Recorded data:
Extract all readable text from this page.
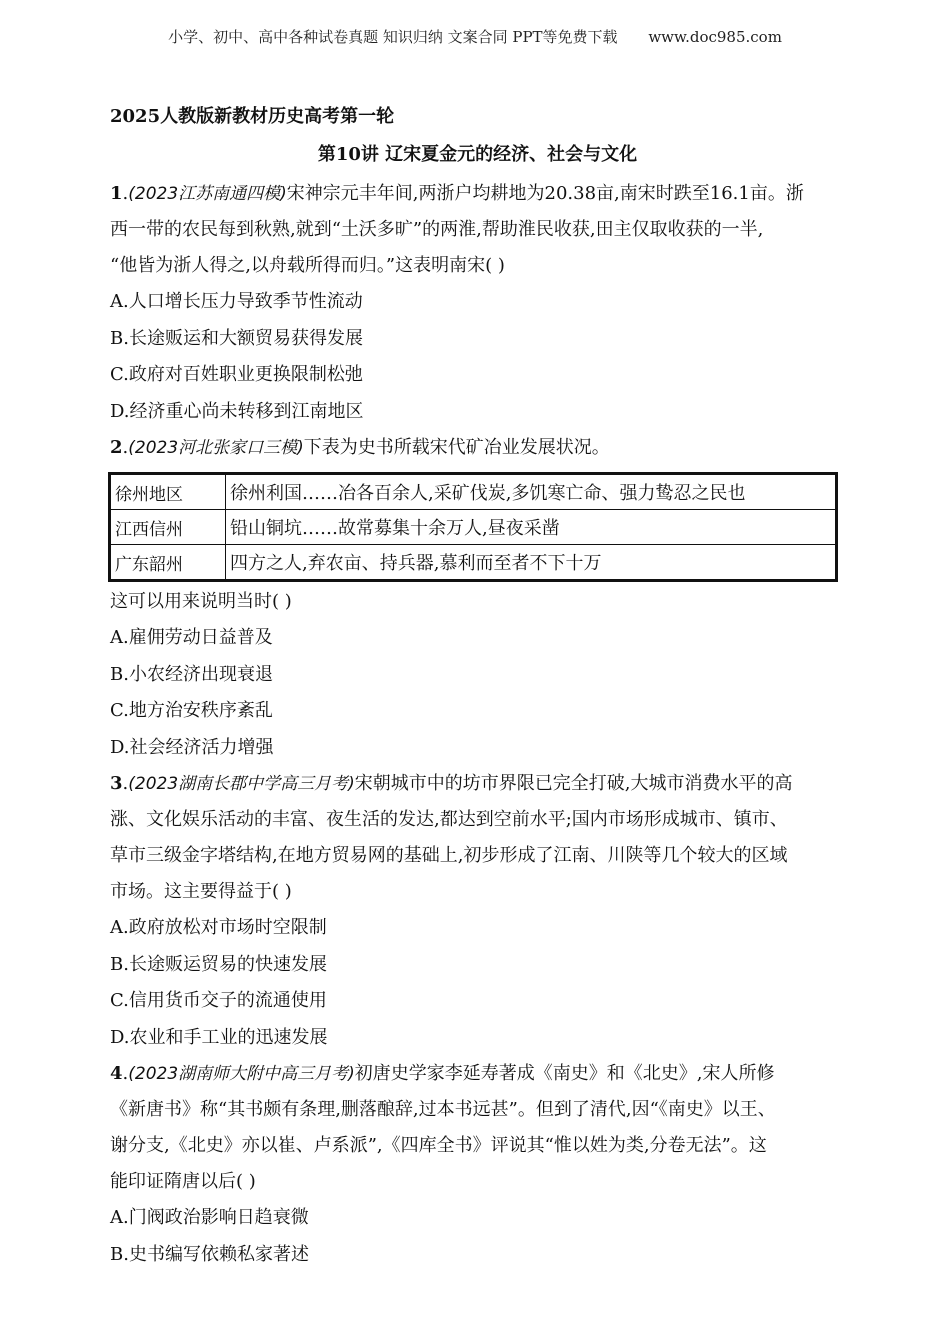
小学、初中、高中各种试卷真题 知识归纳 文案合同 PPT等免费下载 www.doc985.com

2025人教版新教材历史高考第一轮

第10讲 辽宋夏金元的经济、社会与文化

1.(2023江苏南通四模)宋神宗元丰年间,两浙户均耕地为20.38亩,南宋时跌至16.1亩。浙

西一带的农民每到秋熟,就到“土沃多旷”的两淮,帮助淮民收获,田主仅取收获的一半,

“他皆为浙人得之,以舟载所得而归。”这表明南宋( )

A.人口增长压力导致季节性流动

B.长途贩运和大额贸易获得发展

C.政府对百姓职业更换限制松弛

D.经济重心尚未转移到江南地区

2.(2023河北张家口三模)下表为史书所载宋代矿冶业发展状况。

徐州地区	徐州利国……冶各百余人,采矿伐炭,多饥寒亡命、强力鸷忍之民也
江西信州	铅山铜坑……故常募集十余万人,昼夜采凿
广东韶州	四方之人,弃农亩、持兵器,慕利而至者不下十万

这可以用来说明当时( )

A.雇佣劳动日益普及

B.小农经济出现衰退

C.地方治安秩序紊乱

D.社会经济活力增强

3.(2023湖南长郡中学高三月考)宋朝城市中的坊市界限已完全打破,大城市消费水平的高

涨、文化娱乐活动的丰富、夜生活的发达,都达到空前水平;国内市场形成城市、镇市、

草市三级金字塔结构,在地方贸易网的基础上,初步形成了江南、川陕等几个较大的区域

市场。这主要得益于( )

A.政府放松对市场时空限制

B.长途贩运贸易的快速发展

C.信用货币交子的流通使用

D.农业和手工业的迅速发展

4.(2023湖南师大附中高三月考)初唐史学家李延寿著成《南史》和《北史》,宋人所修

《新唐书》称“其书颇有条理,删落酿辞,过本书远甚”。但到了清代,因“《南史》以王、

谢分支,《北史》亦以崔、卢系派”,《四库全书》评说其“惟以姓为类,分卷无法”。这

能印证隋唐以后( )

A.门阀政治影响日趋衰微

B.史书编写依赖私家著述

» **REQUEST**
All records must be output exactly as they are, except for the pictures, which are left out.

» **IN RESPONSE**
Extract all readable text from this page.
小学、初中、高中各种试卷真题 知识归纳 文案合同 PPT等免费下载 www.doc985.com

2025人教版新教材历史高考第一轮

第10讲 辽宋夏金元的经济、社会与文化

1.(2023江苏南通四模)宋神宗元丰年间,两浙户均耕地为20.38亩,南宋时跌至16.1亩。浙

西一带的农民每到秋熟,就到“土沃多旷”的两淮,帮助淮民收获,田主仅取收获的一半,

“他皆为浙人得之,以舟载所得而归。”这表明南宋( )

A.人口增长压力导致季节性流动

B.长途贩运和大额贸易获得发展

C.政府对百姓职业更换限制松弛

D.经济重心尚未转移到江南地区

2.(2023河北张家口三模)下表为史书所载宋代矿冶业发展状况。

徐州地区	徐州利国……冶各百余人,采矿伐炭,多饥寒亡命、强力鸷忍之民也
江西信州	铅山铜坑……故常募集十余万人,昼夜采凿
广东韶州	四方之人,弃农亩、持兵器,慕利而至者不下十万

这可以用来说明当时( )

A.雇佣劳动日益普及

B.小农经济出现衰退

C.地方治安秩序紊乱

D.社会经济活力增强

3.(2023湖南长郡中学高三月考)宋朝城市中的坊市界限已完全打破,大城市消费水平的高

涨、文化娱乐活动的丰富、夜生活的发达,都达到空前水平;国内市场形成城市、镇市、

草市三级金字塔结构,在地方贸易网的基础上,初步形成了江南、川陕等几个较大的区域

市场。这主要得益于( )

A.政府放松对市场时空限制

B.长途贩运贸易的快速发展

C.信用货币交子的流通使用

D.农业和手工业的迅速发展

4.(2023湖南师大附中高三月考)初唐史学家李延寿著成《南史》和《北史》,宋人所修

《新唐书》称“其书颇有条理,删落酿辞,过本书远甚”。但到了清代,因“《南史》以王、

谢分支,《北史》亦以崔、卢系派”,《四库全书》评说其“惟以姓为类,分卷无法”。这

能印证隋唐以后( )

A.门阀政治影响日趋衰微

B.史书编写依赖私家著述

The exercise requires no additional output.